Data for processing:
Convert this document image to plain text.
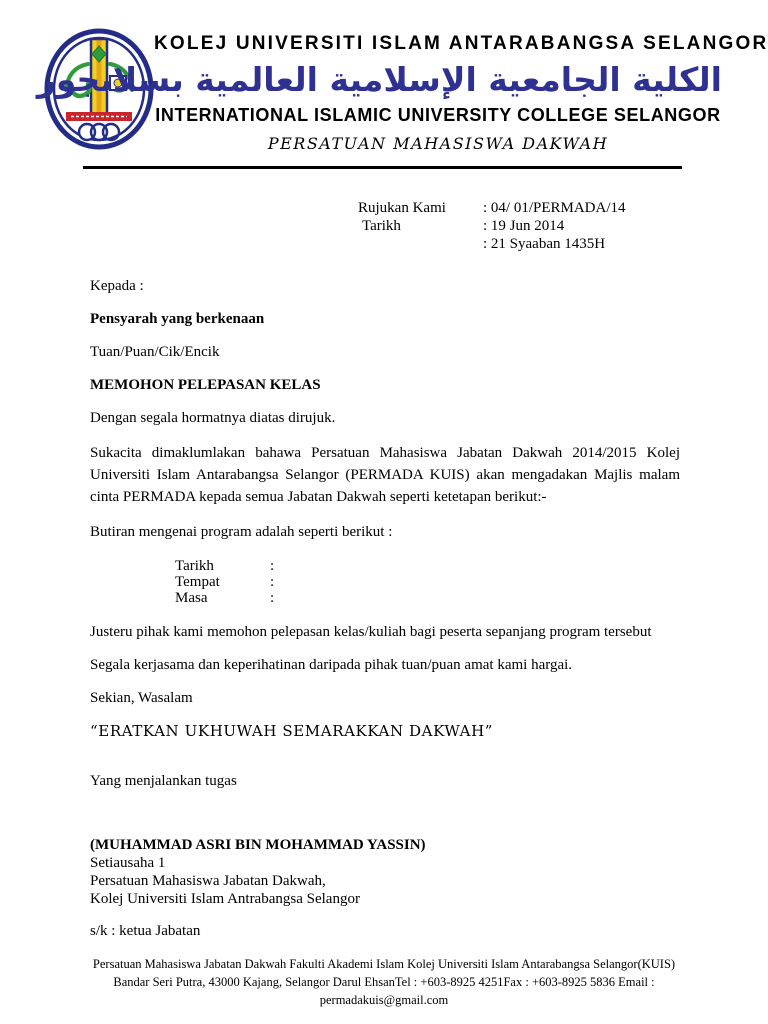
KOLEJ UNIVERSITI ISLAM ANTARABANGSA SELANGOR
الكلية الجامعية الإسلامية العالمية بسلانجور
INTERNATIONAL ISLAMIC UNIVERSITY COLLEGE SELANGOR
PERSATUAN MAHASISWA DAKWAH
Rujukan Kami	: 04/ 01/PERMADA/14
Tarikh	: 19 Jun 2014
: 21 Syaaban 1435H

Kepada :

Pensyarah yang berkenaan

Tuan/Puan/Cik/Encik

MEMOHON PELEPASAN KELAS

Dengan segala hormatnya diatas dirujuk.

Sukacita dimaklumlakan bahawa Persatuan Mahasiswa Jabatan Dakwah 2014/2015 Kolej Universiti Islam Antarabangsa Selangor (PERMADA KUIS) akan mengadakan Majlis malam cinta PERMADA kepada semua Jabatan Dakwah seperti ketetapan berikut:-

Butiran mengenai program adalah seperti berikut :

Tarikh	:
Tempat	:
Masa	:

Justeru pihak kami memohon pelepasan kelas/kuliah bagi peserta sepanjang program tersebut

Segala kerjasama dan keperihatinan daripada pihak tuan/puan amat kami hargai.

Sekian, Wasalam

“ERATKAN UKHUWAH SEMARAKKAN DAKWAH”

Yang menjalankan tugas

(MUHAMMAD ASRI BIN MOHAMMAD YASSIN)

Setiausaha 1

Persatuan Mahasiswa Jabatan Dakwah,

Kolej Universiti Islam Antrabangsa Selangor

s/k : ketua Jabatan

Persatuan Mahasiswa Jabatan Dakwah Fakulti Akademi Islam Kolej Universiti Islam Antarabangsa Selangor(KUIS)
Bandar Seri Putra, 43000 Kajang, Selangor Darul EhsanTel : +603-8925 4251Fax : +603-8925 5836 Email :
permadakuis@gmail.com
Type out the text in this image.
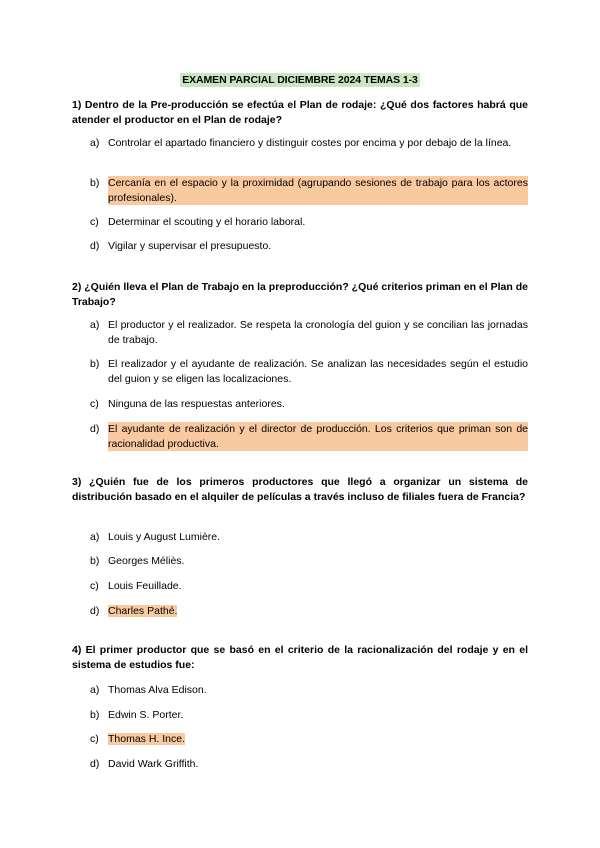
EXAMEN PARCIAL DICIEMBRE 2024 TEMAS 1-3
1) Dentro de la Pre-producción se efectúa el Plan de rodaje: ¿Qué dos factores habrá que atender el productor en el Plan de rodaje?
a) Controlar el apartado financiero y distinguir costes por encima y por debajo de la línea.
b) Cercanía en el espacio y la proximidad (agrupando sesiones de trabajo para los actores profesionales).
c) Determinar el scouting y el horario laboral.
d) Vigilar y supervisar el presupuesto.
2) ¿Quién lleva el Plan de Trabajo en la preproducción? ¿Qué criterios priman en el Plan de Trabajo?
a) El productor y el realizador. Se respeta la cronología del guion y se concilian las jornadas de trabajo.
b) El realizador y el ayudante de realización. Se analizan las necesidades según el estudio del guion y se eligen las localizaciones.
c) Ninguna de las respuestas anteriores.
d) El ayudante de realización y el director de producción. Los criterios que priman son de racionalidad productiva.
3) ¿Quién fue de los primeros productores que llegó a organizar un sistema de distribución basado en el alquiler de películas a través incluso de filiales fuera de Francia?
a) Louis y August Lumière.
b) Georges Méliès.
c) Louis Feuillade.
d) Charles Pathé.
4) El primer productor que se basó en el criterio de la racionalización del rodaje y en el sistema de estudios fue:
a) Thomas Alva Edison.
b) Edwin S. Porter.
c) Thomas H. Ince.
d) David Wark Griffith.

What to do: Find all lines holding the string "realización" and copy them.

Task output:
b) El realizador y el ayudante de realización. Se analizan las necesidades según el estudio del guion y se eligen las localizaciones.
d) El ayudante de realización y el director de producción. Los criterios que priman son de racionalidad productiva.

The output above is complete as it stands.